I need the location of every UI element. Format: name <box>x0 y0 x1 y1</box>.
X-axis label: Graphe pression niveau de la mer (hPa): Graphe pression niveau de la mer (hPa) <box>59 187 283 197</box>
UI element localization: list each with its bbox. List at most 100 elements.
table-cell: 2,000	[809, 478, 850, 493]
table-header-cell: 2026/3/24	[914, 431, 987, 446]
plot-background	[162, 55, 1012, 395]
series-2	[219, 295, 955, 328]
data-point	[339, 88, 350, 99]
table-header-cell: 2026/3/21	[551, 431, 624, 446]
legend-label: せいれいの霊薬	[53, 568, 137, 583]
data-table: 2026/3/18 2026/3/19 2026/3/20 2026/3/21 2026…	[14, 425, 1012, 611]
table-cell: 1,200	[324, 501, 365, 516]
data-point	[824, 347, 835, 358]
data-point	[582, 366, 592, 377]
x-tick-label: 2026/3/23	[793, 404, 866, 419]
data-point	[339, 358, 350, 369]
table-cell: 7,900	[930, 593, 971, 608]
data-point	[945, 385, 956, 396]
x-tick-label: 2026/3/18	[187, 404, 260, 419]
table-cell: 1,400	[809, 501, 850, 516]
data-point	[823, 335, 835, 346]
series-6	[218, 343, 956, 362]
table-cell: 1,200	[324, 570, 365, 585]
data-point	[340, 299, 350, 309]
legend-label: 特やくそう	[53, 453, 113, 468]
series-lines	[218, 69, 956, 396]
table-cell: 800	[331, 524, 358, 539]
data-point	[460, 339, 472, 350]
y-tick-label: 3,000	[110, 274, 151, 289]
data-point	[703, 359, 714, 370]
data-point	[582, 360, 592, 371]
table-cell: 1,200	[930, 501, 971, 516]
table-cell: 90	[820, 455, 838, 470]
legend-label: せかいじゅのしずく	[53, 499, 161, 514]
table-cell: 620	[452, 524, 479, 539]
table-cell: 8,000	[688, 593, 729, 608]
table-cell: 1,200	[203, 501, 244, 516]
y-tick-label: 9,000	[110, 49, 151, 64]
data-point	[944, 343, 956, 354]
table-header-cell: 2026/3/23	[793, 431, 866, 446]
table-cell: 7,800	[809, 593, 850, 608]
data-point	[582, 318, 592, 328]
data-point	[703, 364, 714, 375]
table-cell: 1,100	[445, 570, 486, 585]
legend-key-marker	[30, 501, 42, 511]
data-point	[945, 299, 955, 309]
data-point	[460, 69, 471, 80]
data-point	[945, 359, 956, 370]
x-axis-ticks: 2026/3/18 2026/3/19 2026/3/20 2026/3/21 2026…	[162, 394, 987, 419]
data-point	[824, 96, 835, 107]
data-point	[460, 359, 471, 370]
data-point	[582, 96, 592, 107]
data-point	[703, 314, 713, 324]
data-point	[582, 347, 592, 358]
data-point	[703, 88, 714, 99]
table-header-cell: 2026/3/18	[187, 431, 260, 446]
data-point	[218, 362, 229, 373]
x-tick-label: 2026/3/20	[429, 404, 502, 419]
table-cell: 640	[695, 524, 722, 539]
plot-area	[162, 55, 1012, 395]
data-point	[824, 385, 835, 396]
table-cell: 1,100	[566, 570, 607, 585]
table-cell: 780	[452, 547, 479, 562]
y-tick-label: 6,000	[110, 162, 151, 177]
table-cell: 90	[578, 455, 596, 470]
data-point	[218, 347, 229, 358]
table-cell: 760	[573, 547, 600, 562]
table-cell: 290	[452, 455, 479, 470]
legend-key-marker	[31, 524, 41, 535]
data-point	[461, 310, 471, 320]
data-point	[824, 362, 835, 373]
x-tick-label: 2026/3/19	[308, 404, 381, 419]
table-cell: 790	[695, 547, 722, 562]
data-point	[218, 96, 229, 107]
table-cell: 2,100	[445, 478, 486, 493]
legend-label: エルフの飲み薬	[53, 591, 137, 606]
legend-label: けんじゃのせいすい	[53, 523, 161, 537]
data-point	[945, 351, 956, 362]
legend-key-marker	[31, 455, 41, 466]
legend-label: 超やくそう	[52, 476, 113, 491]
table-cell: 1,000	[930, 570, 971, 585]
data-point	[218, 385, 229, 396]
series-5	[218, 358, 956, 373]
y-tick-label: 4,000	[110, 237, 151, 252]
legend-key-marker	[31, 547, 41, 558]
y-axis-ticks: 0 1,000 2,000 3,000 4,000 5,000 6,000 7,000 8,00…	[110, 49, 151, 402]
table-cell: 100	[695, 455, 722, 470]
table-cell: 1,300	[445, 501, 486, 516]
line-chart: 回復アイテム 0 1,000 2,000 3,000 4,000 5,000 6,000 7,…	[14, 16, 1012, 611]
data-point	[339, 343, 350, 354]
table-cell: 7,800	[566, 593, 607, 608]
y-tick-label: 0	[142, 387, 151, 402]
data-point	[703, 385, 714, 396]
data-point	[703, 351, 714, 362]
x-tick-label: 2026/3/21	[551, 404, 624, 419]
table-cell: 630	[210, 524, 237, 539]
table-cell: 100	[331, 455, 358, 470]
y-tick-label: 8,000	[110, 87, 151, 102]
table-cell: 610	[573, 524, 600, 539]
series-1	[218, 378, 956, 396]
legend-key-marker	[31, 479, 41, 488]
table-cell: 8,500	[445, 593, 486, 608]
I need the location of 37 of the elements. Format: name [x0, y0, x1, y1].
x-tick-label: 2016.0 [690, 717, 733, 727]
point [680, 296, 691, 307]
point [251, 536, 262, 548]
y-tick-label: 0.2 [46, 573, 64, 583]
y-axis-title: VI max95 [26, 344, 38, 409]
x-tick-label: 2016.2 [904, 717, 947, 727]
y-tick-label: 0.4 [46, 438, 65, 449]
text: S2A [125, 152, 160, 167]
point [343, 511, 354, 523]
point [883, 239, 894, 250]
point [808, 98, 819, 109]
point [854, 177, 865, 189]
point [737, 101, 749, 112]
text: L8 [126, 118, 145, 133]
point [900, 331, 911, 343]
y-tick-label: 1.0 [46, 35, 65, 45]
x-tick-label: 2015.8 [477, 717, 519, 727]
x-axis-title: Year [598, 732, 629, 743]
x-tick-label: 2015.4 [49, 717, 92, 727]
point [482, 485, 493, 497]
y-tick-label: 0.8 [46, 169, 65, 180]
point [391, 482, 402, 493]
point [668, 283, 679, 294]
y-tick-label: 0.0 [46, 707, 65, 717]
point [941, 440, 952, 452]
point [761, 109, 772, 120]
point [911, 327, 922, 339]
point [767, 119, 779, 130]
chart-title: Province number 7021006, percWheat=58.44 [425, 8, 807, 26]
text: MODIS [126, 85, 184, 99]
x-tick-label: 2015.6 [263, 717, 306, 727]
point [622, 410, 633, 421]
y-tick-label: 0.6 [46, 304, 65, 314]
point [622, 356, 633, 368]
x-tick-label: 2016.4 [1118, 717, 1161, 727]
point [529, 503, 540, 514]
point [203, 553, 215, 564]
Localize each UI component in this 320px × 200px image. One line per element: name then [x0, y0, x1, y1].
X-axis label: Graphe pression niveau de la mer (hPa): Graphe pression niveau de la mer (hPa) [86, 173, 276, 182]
..............................
과제 안내> 위의 항목을 모두 한 글자도 바꾸지 말고 그대로 다시 적어 주세요.

완성된 과제>
I need the location of every UI element. Format: name <box>x0 y0 x1 y1</box>.
X-axis label: Graphe pression niveau de la mer (hPa): Graphe pression niveau de la mer (hPa) <box>59 187 283 197</box>
UI element localization: list each with its bbox. List at most 100 elements.
table-cell: 2,000	[809, 478, 850, 493]
table-header-cell: 2026/3/24	[914, 431, 987, 446]
plot-background	[162, 55, 1012, 395]
series-2	[219, 295, 955, 328]
data-point	[339, 88, 350, 99]
table-header-cell: 2026/3/21	[551, 431, 624, 446]
legend-label: せいれいの霊薬	[53, 568, 137, 583]
data-table: 2026/3/18 2026/3/19 2026/3/20 2026/3/21 2026…	[14, 425, 1012, 611]
table-cell: 1,200	[324, 501, 365, 516]
data-point	[824, 347, 835, 358]
data-point	[582, 366, 592, 377]
x-tick-label: 2026/3/23	[793, 404, 866, 419]
data-point	[339, 358, 350, 369]
table-cell: 7,900	[930, 593, 971, 608]
data-point	[945, 385, 956, 396]
x-tick-label: 2026/3/18	[187, 404, 260, 419]
table-cell: 1,400	[809, 501, 850, 516]
data-point	[823, 335, 835, 346]
series-6	[218, 343, 956, 362]
table-cell: 1,200	[324, 570, 365, 585]
data-point	[340, 299, 350, 309]
legend-label: 特やくそう	[53, 453, 113, 468]
series-lines	[218, 69, 956, 396]
table-cell: 800	[331, 524, 358, 539]
data-point	[460, 339, 472, 350]
y-tick-label: 3,000	[110, 274, 151, 289]
data-point	[703, 359, 714, 370]
data-point	[582, 360, 592, 371]
table-cell: 1,200	[930, 501, 971, 516]
table-cell: 90	[820, 455, 838, 470]
legend-label: せかいじゅのしずく	[53, 499, 161, 514]
table-cell: 620	[452, 524, 479, 539]
table-cell: 8,000	[688, 593, 729, 608]
table-cell: 1,200	[203, 501, 244, 516]
y-tick-label: 9,000	[110, 49, 151, 64]
data-point	[944, 343, 956, 354]
table-header-cell: 2026/3/23	[793, 431, 866, 446]
table-cell: 7,800	[809, 593, 850, 608]
data-point	[582, 318, 592, 328]
data-point	[703, 364, 714, 375]
table-cell: 1,100	[445, 570, 486, 585]
legend-key-marker	[30, 501, 42, 511]
data-point	[945, 299, 955, 309]
data-point	[460, 69, 471, 80]
data-point	[945, 359, 956, 370]
x-axis-ticks: 2026/3/18 2026/3/19 2026/3/20 2026/3/21 2026…	[162, 394, 987, 419]
data-point	[824, 96, 835, 107]
data-point	[460, 359, 471, 370]
data-point	[582, 96, 592, 107]
data-point	[703, 314, 713, 324]
data-point	[582, 347, 592, 358]
data-point	[703, 88, 714, 99]
table-header-cell: 2026/3/18	[187, 431, 260, 446]
data-point	[218, 362, 229, 373]
x-tick-label: 2026/3/20	[429, 404, 502, 419]
table-cell: 640	[695, 524, 722, 539]
plot-area	[162, 55, 1012, 395]
data-point	[824, 385, 835, 396]
table-cell: 1,100	[566, 570, 607, 585]
table-cell: 780	[452, 547, 479, 562]
y-tick-label: 6,000	[110, 162, 151, 177]
table-cell: 90	[578, 455, 596, 470]
data-point	[218, 347, 229, 358]
table-cell: 760	[573, 547, 600, 562]
table-cell: 290	[452, 455, 479, 470]
legend-key-marker	[31, 524, 41, 535]
data-point	[461, 310, 471, 320]
data-point	[824, 362, 835, 373]
x-tick-label: 2026/3/19	[308, 404, 381, 419]
table-cell: 790	[695, 547, 722, 562]
data-point	[218, 96, 229, 107]
table-cell: 2,100	[445, 478, 486, 493]
legend-label: エルフの飲み薬	[53, 591, 137, 606]
legend-label: けんじゃのせいすい	[53, 523, 161, 537]
data-point	[945, 351, 956, 362]
legend-key-marker	[31, 455, 41, 466]
legend-label: 超やくそう	[52, 476, 113, 491]
table-cell: 1,000	[930, 570, 971, 585]
data-point	[218, 385, 229, 396]
series-5	[218, 358, 956, 373]
y-tick-label: 4,000	[110, 237, 151, 252]
legend-key-marker	[31, 547, 41, 558]
y-axis-ticks: 0 1,000 2,000 3,000 4,000 5,000 6,000 7,000 8,00…	[110, 49, 151, 402]
table-cell: 100	[695, 455, 722, 470]
table-cell: 1,300	[445, 501, 486, 516]
line-chart: 回復アイテム 0 1,000 2,000 3,000 4,000 5,000 6,000 7,…	[14, 16, 1012, 611]
data-point	[339, 343, 350, 354]
table-cell: 7,800	[566, 593, 607, 608]
y-tick-label: 0	[142, 387, 151, 402]
data-point	[703, 385, 714, 396]
data-point	[703, 351, 714, 362]
x-tick-label: 2026/3/21	[551, 404, 624, 419]
table-cell: 630	[210, 524, 237, 539]
table-cell: 100	[331, 455, 358, 470]
y-tick-label: 8,000	[110, 87, 151, 102]
table-cell: 610	[573, 524, 600, 539]
series-1	[218, 378, 956, 396]
legend-key-marker	[31, 479, 41, 488]
table-cell: 8,500	[445, 593, 486, 608]
I need the location of 37 of the elements. Format: name [x0, y0, x1, y1].
x-tick-label: 2016.0 [690, 717, 733, 727]
point [680, 296, 691, 307]
point [251, 536, 262, 548]
y-tick-label: 0.2 [46, 573, 64, 583]
y-axis-title: VI max95 [26, 344, 38, 409]
x-tick-label: 2016.2 [904, 717, 947, 727]
y-tick-label: 0.4 [46, 438, 65, 449]
text: S2A [125, 152, 160, 167]
point [343, 511, 354, 523]
point [883, 239, 894, 250]
point [808, 98, 819, 109]
point [854, 177, 865, 189]
point [737, 101, 749, 112]
text: L8 [126, 118, 145, 133]
point [900, 331, 911, 343]
y-tick-label: 1.0 [46, 35, 65, 45]
x-tick-label: 2015.8 [477, 717, 519, 727]
x-axis-title: Year [598, 732, 629, 743]
x-tick-label: 2015.4 [49, 717, 92, 727]
point [482, 485, 493, 497]
y-tick-label: 0.8 [46, 169, 65, 180]
point [391, 482, 402, 493]
point [668, 283, 679, 294]
y-tick-label: 0.0 [46, 707, 65, 717]
point [941, 440, 952, 452]
point [761, 109, 772, 120]
point [911, 327, 922, 339]
point [767, 119, 779, 130]
chart-title: Province number 7021006, percWheat=58.44 [425, 8, 807, 26]
text: MODIS [126, 85, 184, 99]
x-tick-label: 2015.6 [263, 717, 306, 727]
point [622, 410, 633, 421]
y-tick-label: 0.6 [46, 304, 65, 314]
point [622, 356, 633, 368]
x-tick-label: 2016.4 [1118, 717, 1161, 727]
point [529, 503, 540, 514]
point [203, 553, 215, 564]
Localize each UI component in this 320px × 200px image. One line per element: name then [x0, y0, x1, y1].
X-axis label: Graphe pression niveau de la mer (hPa): Graphe pression niveau de la mer (hPa) [86, 173, 276, 182]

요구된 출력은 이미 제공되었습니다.